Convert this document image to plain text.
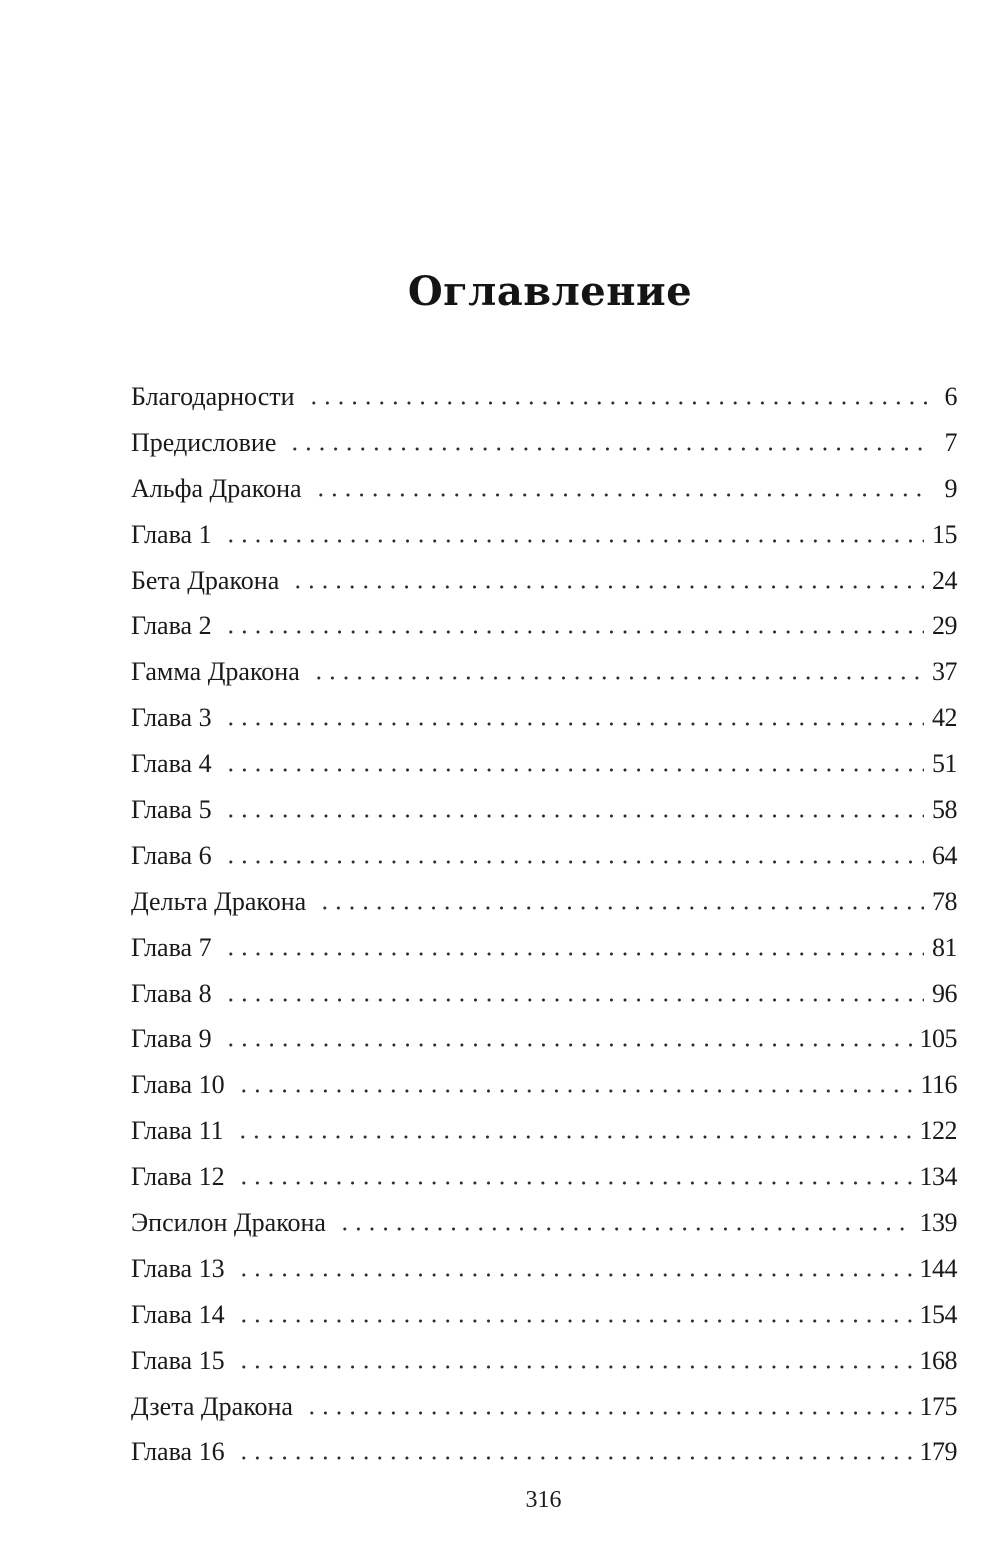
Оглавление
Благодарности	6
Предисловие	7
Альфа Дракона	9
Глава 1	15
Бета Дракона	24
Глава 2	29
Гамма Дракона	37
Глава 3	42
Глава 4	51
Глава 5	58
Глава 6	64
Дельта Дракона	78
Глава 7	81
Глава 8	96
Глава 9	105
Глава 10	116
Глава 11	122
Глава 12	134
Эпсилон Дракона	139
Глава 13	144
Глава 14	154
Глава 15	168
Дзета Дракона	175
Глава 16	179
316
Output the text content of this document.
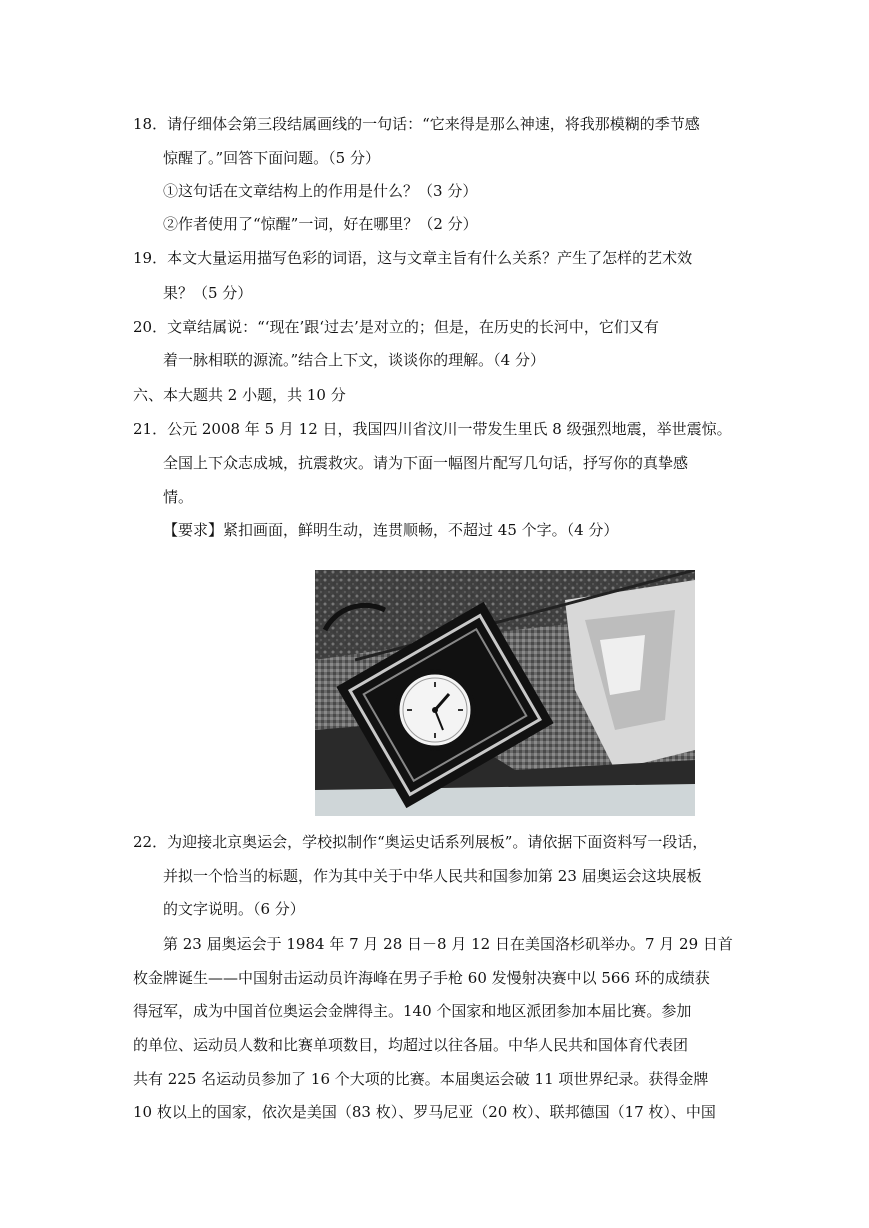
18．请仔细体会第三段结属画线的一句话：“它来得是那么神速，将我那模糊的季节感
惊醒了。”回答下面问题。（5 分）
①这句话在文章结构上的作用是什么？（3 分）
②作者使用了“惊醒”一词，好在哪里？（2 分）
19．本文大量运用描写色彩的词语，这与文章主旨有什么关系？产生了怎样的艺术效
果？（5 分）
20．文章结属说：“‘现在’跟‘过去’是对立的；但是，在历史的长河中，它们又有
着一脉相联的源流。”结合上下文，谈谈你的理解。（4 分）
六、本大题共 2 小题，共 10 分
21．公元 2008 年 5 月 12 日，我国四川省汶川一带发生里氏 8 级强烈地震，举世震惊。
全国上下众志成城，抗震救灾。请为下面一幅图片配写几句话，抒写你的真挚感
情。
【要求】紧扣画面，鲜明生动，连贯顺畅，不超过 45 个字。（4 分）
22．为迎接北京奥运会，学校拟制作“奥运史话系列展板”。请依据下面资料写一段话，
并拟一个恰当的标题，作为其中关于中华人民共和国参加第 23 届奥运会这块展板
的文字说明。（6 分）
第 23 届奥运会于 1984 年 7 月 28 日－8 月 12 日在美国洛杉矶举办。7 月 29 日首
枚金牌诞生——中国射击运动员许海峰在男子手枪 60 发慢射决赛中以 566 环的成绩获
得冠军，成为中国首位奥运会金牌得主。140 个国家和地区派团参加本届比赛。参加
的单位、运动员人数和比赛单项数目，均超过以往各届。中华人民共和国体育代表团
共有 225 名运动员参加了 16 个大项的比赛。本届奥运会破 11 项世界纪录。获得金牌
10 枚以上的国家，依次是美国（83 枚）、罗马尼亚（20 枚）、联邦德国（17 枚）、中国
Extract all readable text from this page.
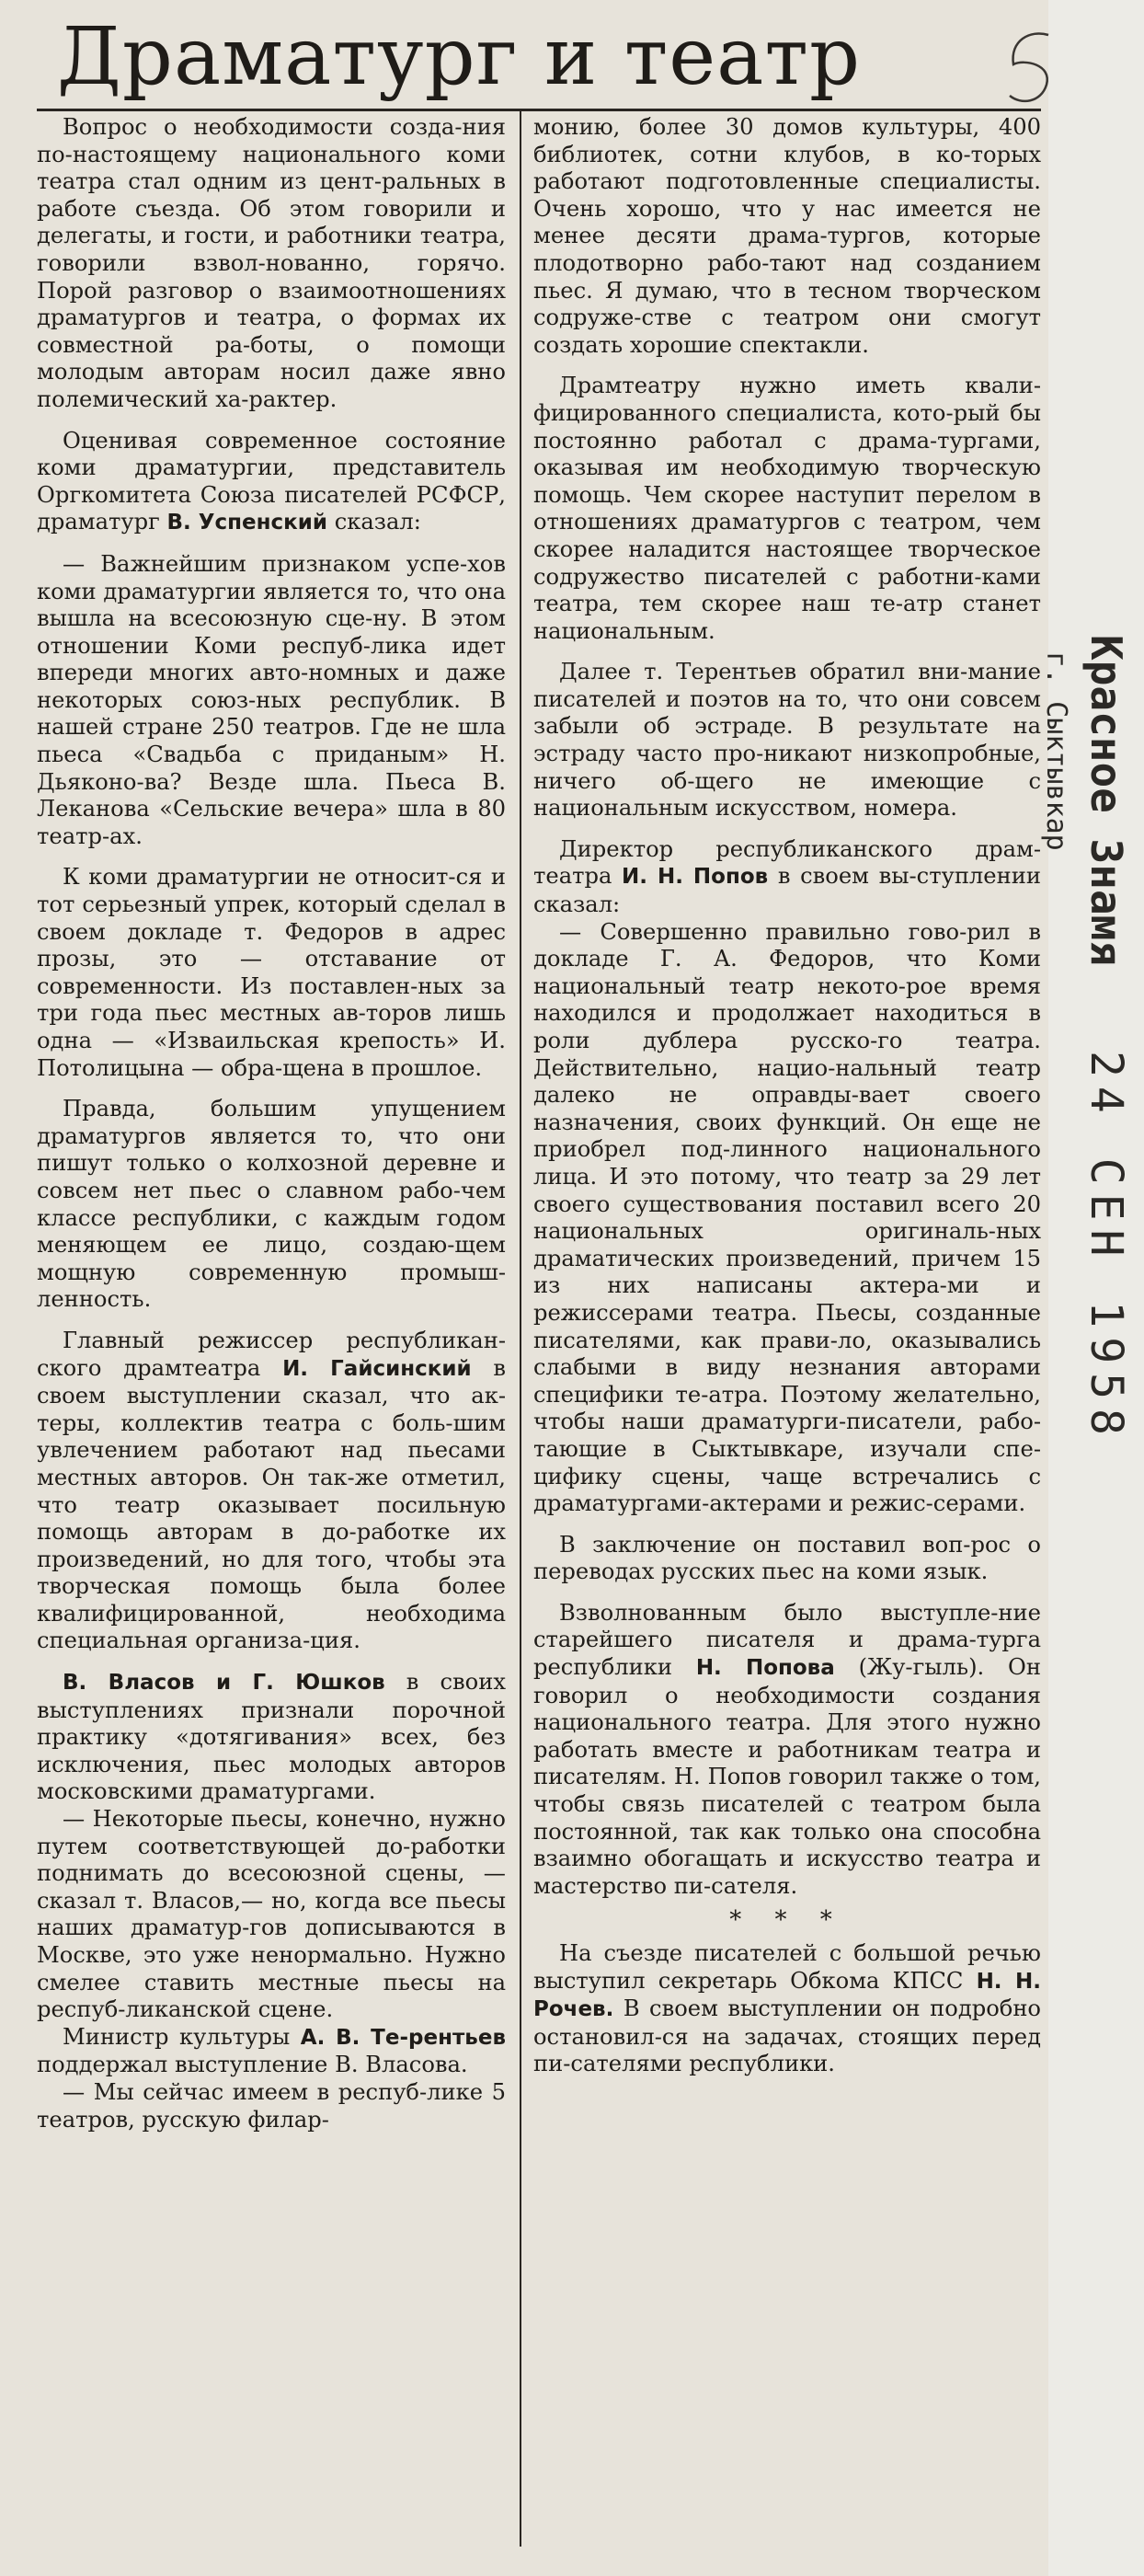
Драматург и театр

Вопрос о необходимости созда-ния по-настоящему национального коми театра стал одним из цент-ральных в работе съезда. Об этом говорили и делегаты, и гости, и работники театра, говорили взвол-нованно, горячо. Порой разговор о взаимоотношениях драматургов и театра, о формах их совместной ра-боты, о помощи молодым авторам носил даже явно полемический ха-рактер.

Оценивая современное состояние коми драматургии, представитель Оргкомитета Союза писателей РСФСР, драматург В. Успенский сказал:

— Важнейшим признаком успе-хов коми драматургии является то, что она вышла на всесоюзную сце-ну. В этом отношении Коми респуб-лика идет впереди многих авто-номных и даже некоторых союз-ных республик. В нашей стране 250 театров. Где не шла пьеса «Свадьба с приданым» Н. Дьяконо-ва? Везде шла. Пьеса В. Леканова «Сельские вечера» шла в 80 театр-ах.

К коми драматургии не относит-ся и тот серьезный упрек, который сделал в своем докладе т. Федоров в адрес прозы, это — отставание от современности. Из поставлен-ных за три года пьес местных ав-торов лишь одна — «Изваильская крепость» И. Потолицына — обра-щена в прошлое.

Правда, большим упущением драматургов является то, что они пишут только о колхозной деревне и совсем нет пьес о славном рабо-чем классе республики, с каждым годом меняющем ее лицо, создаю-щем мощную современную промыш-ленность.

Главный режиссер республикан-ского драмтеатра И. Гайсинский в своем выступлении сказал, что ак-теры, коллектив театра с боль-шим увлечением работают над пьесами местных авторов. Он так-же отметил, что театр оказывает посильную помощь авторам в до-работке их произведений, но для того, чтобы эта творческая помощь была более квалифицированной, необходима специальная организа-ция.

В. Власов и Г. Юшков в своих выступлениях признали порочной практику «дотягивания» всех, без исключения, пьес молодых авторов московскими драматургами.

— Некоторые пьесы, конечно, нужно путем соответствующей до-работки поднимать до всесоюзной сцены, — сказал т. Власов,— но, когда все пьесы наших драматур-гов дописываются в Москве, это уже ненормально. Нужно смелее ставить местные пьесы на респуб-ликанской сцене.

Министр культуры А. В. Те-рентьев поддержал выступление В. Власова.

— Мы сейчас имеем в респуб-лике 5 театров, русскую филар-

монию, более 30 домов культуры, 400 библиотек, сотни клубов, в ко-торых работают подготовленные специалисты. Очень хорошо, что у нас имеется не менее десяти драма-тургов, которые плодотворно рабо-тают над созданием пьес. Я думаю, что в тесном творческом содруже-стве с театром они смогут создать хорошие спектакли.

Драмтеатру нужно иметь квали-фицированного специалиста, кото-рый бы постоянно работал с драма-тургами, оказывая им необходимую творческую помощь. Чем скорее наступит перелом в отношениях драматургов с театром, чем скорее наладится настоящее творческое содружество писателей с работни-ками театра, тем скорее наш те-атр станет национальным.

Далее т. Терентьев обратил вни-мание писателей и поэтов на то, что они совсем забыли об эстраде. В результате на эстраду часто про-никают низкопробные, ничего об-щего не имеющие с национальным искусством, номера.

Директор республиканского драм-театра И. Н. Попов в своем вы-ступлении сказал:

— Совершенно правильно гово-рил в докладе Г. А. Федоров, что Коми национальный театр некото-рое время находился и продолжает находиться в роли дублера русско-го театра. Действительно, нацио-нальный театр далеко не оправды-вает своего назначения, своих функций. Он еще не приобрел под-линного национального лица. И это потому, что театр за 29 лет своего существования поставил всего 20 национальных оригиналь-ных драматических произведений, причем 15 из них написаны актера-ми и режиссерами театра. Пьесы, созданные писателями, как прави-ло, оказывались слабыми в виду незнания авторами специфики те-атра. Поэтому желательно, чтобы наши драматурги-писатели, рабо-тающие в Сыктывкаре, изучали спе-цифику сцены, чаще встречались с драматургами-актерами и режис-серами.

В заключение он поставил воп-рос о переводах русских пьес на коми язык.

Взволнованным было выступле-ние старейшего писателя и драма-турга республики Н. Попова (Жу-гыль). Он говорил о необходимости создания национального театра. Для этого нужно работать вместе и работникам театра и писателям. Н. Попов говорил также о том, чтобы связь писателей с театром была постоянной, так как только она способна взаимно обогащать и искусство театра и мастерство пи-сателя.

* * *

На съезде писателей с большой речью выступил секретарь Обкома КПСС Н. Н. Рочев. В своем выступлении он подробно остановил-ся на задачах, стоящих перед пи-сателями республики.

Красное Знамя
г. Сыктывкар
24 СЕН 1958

......

● **Aim**:
Restate each entry word for word, leaving out any pictures.

● **Solution below**:
Convert this document image to plain text.
Оглавление
Благодарности	6
Предисловие	7
Альфа Дракона	9
Глава 1	15
Бета Дракона	24
Глава 2	29
Гамма Дракона	37
Глава 3	42
Глава 4	51
Глава 5	58
Глава 6	64
Дельта Дракона	78
Глава 7	81
Глава 8	96
Глава 9	105
Глава 10	116
Глава 11	122
Глава 12	134
Эпсилон Дракона	139
Глава 13	144
Глава 14	154
Глава 15	168
Дзета Дракона	175
Глава 16	179
316
Output the text content of this document.
18．请仔细体会第三段结属画线的一句话：“它来得是那么神速，将我那模糊的季节感
惊醒了。”回答下面问题。（5 分）
①这句话在文章结构上的作用是什么？（3 分）
②作者使用了“惊醒”一词，好在哪里？（2 分）
19．本文大量运用描写色彩的词语，这与文章主旨有什么关系？产生了怎样的艺术效
果？（5 分）
20．文章结属说：“‘现在’跟‘过去’是对立的；但是，在历史的长河中，它们又有
着一脉相联的源流。”结合上下文，谈谈你的理解。（4 分）
六、本大题共 2 小题，共 10 分
21．公元 2008 年 5 月 12 日，我国四川省汶川一带发生里氏 8 级强烈地震，举世震惊。
全国上下众志成城，抗震救灾。请为下面一幅图片配写几句话，抒写你的真挚感
情。
【要求】紧扣画面，鲜明生动，连贯顺畅，不超过 45 个字。（4 分）
22．为迎接北京奥运会，学校拟制作“奥运史话系列展板”。请依据下面资料写一段话，
并拟一个恰当的标题，作为其中关于中华人民共和国参加第 23 届奥运会这块展板
的文字说明。（6 分）
第 23 届奥运会于 1984 年 7 月 28 日－8 月 12 日在美国洛杉矶举办。7 月 29 日首
枚金牌诞生——中国射击运动员许海峰在男子手枪 60 发慢射决赛中以 566 环的成绩获
得冠军，成为中国首位奥运会金牌得主。140 个国家和地区派团参加本届比赛。参加
的单位、运动员人数和比赛单项数目，均超过以往各届。中华人民共和国体育代表团
共有 225 名运动员参加了 16 个大项的比赛。本届奥运会破 11 项世界纪录。获得金牌
10 枚以上的国家，依次是美国（83 枚）、罗马尼亚（20 枚）、联邦德国（17 枚）、中国
Extract all readable text from this page.
Драматург и театр

Вопрос о необходимости созда-ния по-настоящему национального коми театра стал одним из цент-ральных в работе съезда. Об этом говорили и делегаты, и гости, и работники театра, говорили взвол-нованно, горячо. Порой разговор о взаимоотношениях драматургов и театра, о формах их совместной ра-боты, о помощи молодым авторам носил даже явно полемический ха-рактер.

Оценивая современное состояние коми драматургии, представитель Оргкомитета Союза писателей РСФСР, драматург В. Успенский сказал:

— Важнейшим признаком успе-хов коми драматургии является то, что она вышла на всесоюзную сце-ну. В этом отношении Коми респуб-лика идет впереди многих авто-номных и даже некоторых союз-ных республик. В нашей стране 250 театров. Где не шла пьеса «Свадьба с приданым» Н. Дьяконо-ва? Везде шла. Пьеса В. Леканова «Сельские вечера» шла в 80 театр-ах.

К коми драматургии не относит-ся и тот серьезный упрек, который сделал в своем докладе т. Федоров в адрес прозы, это — отставание от современности. Из поставлен-ных за три года пьес местных ав-торов лишь одна — «Изваильская крепость» И. Потолицына — обра-щена в прошлое.

Правда, большим упущением драматургов является то, что они пишут только о колхозной деревне и совсем нет пьес о славном рабо-чем классе республики, с каждым годом меняющем ее лицо, создаю-щем мощную современную промыш-ленность.

Главный режиссер республикан-ского драмтеатра И. Гайсинский в своем выступлении сказал, что ак-теры, коллектив театра с боль-шим увлечением работают над пьесами местных авторов. Он так-же отметил, что театр оказывает посильную помощь авторам в до-работке их произведений, но для того, чтобы эта творческая помощь была более квалифицированной, необходима специальная организа-ция.

В. Власов и Г. Юшков в своих выступлениях признали порочной практику «дотягивания» всех, без исключения, пьес молодых авторов московскими драматургами.

— Некоторые пьесы, конечно, нужно путем соответствующей до-работки поднимать до всесоюзной сцены, — сказал т. Власов,— но, когда все пьесы наших драматур-гов дописываются в Москве, это уже ненормально. Нужно смелее ставить местные пьесы на респуб-ликанской сцене.

Министр культуры А. В. Те-рентьев поддержал выступление В. Власова.

— Мы сейчас имеем в респуб-лике 5 театров, русскую филар-

монию, более 30 домов культуры, 400 библиотек, сотни клубов, в ко-торых работают подготовленные специалисты. Очень хорошо, что у нас имеется не менее десяти драма-тургов, которые плодотворно рабо-тают над созданием пьес. Я думаю, что в тесном творческом содруже-стве с театром они смогут создать хорошие спектакли.

Драмтеатру нужно иметь квали-фицированного специалиста, кото-рый бы постоянно работал с драма-тургами, оказывая им необходимую творческую помощь. Чем скорее наступит перелом в отношениях драматургов с театром, чем скорее наладится настоящее творческое содружество писателей с работни-ками театра, тем скорее наш те-атр станет национальным.

Далее т. Терентьев обратил вни-мание писателей и поэтов на то, что они совсем забыли об эстраде. В результате на эстраду часто про-никают низкопробные, ничего об-щего не имеющие с национальным искусством, номера.

Директор республиканского драм-театра И. Н. Попов в своем вы-ступлении сказал:

— Совершенно правильно гово-рил в докладе Г. А. Федоров, что Коми национальный театр некото-рое время находился и продолжает находиться в роли дублера русско-го театра. Действительно, нацио-нальный театр далеко не оправды-вает своего назначения, своих функций. Он еще не приобрел под-линного национального лица. И это потому, что театр за 29 лет своего существования поставил всего 20 национальных оригиналь-ных драматических произведений, причем 15 из них написаны актера-ми и режиссерами театра. Пьесы, созданные писателями, как прави-ло, оказывались слабыми в виду незнания авторами специфики те-атра. Поэтому желательно, чтобы наши драматурги-писатели, рабо-тающие в Сыктывкаре, изучали спе-цифику сцены, чаще встречались с драматургами-актерами и режис-серами.

В заключение он поставил воп-рос о переводах русских пьес на коми язык.

Взволнованным было выступле-ние старейшего писателя и драма-турга республики Н. Попова (Жу-гыль). Он говорил о необходимости создания национального театра. Для этого нужно работать вместе и работникам театра и писателям. Н. Попов говорил также о том, чтобы связь писателей с театром была постоянной, так как только она способна взаимно обогащать и искусство театра и мастерство пи-сателя.

* * *

На съезде писателей с большой речью выступил секретарь Обкома КПСС Н. Н. Рочев. В своем выступлении он подробно остановил-ся на задачах, стоящих перед пи-сателями республики.

Красное Знамя
г. Сыктывкар
24 СЕН 1958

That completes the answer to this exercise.